> _WHAT IS REQUIRED_:
Identify the lines holding "Если" and copy them.

> _RAW DATA_:
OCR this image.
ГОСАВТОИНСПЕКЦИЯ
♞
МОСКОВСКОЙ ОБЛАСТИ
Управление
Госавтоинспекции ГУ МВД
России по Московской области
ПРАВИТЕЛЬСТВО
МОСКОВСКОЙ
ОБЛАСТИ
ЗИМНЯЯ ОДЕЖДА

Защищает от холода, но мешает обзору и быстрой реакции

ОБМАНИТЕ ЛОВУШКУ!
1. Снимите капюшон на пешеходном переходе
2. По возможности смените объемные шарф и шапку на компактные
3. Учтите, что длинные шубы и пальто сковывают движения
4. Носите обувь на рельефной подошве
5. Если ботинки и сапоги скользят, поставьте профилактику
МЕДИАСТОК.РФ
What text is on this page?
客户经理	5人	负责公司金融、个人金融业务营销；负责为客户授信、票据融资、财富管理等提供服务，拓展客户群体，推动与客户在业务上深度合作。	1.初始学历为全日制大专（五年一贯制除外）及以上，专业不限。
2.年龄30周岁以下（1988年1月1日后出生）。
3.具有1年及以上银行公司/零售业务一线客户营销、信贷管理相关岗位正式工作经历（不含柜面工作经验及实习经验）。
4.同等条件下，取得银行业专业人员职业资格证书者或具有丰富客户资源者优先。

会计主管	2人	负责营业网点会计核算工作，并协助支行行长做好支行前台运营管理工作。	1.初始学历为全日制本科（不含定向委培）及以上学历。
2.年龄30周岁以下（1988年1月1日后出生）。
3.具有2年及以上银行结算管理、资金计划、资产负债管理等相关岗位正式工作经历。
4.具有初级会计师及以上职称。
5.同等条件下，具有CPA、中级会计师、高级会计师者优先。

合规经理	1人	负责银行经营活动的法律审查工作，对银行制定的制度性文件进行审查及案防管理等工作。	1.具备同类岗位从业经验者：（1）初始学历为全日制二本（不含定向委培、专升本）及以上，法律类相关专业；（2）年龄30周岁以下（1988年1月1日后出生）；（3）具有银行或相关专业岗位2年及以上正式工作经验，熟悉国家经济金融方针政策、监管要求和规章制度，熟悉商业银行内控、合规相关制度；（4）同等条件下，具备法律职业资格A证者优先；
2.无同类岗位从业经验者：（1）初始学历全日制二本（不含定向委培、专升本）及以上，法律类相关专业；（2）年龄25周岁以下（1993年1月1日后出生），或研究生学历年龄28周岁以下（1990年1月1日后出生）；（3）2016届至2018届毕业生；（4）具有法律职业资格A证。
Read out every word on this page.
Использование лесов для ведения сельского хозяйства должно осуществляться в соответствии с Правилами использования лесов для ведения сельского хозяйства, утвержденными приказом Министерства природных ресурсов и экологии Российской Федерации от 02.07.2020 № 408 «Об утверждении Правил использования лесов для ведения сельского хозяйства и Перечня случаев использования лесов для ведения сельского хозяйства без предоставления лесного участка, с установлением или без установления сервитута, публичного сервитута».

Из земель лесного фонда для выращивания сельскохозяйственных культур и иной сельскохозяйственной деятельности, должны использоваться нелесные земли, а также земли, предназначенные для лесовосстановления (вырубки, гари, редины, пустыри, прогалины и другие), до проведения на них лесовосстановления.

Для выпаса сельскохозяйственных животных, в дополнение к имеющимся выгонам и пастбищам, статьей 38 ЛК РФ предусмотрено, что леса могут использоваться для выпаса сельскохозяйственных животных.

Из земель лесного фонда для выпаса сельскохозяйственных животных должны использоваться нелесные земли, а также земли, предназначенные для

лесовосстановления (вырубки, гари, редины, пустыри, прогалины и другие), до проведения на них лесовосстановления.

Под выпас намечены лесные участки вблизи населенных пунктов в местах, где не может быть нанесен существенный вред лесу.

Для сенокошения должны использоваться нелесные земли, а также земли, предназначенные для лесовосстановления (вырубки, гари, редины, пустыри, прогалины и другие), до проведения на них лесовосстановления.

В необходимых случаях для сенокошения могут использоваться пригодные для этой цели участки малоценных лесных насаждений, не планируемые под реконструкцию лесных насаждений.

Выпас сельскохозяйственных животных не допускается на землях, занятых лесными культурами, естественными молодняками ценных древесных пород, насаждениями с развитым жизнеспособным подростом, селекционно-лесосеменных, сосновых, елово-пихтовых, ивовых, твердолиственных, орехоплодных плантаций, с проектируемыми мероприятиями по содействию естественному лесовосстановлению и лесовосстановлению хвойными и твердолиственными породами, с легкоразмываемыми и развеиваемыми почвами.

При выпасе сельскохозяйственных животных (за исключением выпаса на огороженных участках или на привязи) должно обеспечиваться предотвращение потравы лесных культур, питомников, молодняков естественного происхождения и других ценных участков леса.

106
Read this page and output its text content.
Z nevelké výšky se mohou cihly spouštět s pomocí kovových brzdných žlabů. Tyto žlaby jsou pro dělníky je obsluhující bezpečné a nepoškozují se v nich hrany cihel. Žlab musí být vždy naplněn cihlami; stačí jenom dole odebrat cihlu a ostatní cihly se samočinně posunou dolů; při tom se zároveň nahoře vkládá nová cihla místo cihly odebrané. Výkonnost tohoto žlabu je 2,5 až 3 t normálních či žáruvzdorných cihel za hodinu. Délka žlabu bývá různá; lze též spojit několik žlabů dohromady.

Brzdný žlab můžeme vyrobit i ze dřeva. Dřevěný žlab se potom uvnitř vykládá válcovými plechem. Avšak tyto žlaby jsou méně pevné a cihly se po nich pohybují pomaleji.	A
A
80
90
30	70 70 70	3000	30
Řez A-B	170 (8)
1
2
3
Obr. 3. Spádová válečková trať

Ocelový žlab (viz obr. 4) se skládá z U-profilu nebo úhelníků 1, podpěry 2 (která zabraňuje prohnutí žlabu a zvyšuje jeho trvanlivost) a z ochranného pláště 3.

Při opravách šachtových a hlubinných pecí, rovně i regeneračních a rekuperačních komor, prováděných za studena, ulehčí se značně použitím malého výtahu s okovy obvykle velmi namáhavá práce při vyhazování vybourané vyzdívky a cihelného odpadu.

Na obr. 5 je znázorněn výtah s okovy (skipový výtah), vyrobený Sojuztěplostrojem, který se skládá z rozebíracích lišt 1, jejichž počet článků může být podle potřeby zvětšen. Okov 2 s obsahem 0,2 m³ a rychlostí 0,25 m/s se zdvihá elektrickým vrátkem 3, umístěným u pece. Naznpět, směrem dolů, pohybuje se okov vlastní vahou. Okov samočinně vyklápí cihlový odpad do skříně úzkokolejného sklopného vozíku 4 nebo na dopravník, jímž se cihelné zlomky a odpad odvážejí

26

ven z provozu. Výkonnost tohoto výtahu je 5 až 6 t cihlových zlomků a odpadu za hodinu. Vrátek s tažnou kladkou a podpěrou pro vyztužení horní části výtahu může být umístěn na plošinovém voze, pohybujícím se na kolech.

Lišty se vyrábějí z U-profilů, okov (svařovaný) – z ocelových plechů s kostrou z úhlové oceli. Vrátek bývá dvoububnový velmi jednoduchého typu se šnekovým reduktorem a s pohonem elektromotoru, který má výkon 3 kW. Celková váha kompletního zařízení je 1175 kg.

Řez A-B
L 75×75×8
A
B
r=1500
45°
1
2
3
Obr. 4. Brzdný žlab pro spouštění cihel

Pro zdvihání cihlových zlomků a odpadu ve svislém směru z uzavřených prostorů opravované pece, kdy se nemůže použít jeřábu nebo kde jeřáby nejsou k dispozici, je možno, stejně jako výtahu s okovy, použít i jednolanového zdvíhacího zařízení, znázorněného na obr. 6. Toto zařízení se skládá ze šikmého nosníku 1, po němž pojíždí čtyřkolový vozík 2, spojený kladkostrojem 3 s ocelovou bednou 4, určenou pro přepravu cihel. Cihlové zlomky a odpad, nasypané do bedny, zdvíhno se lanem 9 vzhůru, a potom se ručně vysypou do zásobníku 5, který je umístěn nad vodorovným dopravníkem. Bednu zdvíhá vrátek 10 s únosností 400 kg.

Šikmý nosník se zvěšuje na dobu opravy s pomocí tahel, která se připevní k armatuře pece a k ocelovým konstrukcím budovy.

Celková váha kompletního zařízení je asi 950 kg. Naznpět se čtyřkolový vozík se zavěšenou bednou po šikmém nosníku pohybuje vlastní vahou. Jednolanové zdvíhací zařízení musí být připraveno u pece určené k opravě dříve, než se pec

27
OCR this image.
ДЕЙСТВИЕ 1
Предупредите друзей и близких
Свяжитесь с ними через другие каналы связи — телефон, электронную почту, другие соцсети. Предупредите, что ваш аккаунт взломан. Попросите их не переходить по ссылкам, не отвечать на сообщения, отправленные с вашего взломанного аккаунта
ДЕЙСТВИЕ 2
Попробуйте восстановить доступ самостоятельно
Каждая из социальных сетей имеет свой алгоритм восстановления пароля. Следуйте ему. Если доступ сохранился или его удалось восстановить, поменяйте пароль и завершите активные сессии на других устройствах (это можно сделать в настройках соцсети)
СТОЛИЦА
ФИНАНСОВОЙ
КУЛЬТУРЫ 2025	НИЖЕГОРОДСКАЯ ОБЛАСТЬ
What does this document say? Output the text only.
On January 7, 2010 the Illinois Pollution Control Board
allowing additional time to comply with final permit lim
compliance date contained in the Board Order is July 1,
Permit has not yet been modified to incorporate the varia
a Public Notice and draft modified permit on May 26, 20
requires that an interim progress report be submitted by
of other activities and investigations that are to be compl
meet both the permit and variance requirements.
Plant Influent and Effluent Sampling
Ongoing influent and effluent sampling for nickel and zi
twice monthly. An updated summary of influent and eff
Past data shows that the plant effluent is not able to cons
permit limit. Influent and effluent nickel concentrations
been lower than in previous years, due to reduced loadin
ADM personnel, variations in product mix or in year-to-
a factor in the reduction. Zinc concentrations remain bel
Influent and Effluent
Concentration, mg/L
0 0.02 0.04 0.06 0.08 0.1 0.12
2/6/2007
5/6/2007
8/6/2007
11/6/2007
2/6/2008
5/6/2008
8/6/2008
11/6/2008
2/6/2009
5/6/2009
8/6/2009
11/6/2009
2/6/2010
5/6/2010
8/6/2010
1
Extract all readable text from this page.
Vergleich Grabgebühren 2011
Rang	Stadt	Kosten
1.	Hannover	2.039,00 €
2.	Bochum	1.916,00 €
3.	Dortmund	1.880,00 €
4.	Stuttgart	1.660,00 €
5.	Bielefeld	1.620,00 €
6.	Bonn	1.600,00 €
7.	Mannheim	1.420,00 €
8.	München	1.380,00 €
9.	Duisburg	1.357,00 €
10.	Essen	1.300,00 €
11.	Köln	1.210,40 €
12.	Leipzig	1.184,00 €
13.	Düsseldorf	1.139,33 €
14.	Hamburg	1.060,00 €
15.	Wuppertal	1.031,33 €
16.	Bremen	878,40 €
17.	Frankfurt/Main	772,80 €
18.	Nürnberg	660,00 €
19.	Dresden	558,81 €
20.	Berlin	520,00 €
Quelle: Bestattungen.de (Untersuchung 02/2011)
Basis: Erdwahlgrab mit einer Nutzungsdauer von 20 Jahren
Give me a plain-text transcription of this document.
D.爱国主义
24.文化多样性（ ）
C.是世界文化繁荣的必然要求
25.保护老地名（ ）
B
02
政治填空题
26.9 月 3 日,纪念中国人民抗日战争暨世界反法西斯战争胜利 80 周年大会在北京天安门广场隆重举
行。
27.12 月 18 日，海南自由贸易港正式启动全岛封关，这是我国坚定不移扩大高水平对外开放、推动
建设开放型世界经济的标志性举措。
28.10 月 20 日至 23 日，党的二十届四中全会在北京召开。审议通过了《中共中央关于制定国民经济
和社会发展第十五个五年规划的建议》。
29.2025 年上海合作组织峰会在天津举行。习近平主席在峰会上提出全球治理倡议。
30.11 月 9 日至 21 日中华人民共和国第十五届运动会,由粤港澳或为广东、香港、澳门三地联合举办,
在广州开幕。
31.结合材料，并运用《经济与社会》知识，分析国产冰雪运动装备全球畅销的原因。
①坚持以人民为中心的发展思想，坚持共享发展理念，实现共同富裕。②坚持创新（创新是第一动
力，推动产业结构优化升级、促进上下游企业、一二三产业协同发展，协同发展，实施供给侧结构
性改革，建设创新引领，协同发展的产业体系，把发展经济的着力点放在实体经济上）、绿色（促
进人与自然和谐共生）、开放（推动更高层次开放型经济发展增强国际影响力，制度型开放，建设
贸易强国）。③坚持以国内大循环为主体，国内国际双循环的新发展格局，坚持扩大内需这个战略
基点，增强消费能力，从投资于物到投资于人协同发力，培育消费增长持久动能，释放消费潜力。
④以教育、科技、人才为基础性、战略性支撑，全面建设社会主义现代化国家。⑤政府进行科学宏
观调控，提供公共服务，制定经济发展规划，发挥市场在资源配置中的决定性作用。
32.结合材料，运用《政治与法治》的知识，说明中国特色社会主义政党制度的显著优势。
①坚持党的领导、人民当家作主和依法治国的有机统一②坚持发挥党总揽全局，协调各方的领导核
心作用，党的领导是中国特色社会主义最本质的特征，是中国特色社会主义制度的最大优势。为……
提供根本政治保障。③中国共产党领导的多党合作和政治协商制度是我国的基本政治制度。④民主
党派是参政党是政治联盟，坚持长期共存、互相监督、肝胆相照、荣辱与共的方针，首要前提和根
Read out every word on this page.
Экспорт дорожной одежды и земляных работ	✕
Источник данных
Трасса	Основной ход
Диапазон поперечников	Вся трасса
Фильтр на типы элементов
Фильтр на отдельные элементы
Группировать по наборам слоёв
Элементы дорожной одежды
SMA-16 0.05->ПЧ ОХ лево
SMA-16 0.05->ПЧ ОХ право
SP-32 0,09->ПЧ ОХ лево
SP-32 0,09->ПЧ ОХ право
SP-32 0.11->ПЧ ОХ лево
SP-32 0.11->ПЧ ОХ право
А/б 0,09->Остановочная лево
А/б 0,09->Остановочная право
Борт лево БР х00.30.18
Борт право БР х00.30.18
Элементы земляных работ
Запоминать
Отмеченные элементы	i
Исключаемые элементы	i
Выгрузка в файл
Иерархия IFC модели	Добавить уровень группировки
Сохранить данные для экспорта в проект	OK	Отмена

> _SOLVED PROBLEM_:
5. Если ботинки и сапоги скользят, поставьте профилактику
Каждая из социальных сетей имеет свой алгоритм восстановления пароля. Следуйте ему. Если доступ сохранился или его удалось восстановить, поменяйте пароль и завершите активные сессии на других устройствах (это можно сделать в настройках соцсети)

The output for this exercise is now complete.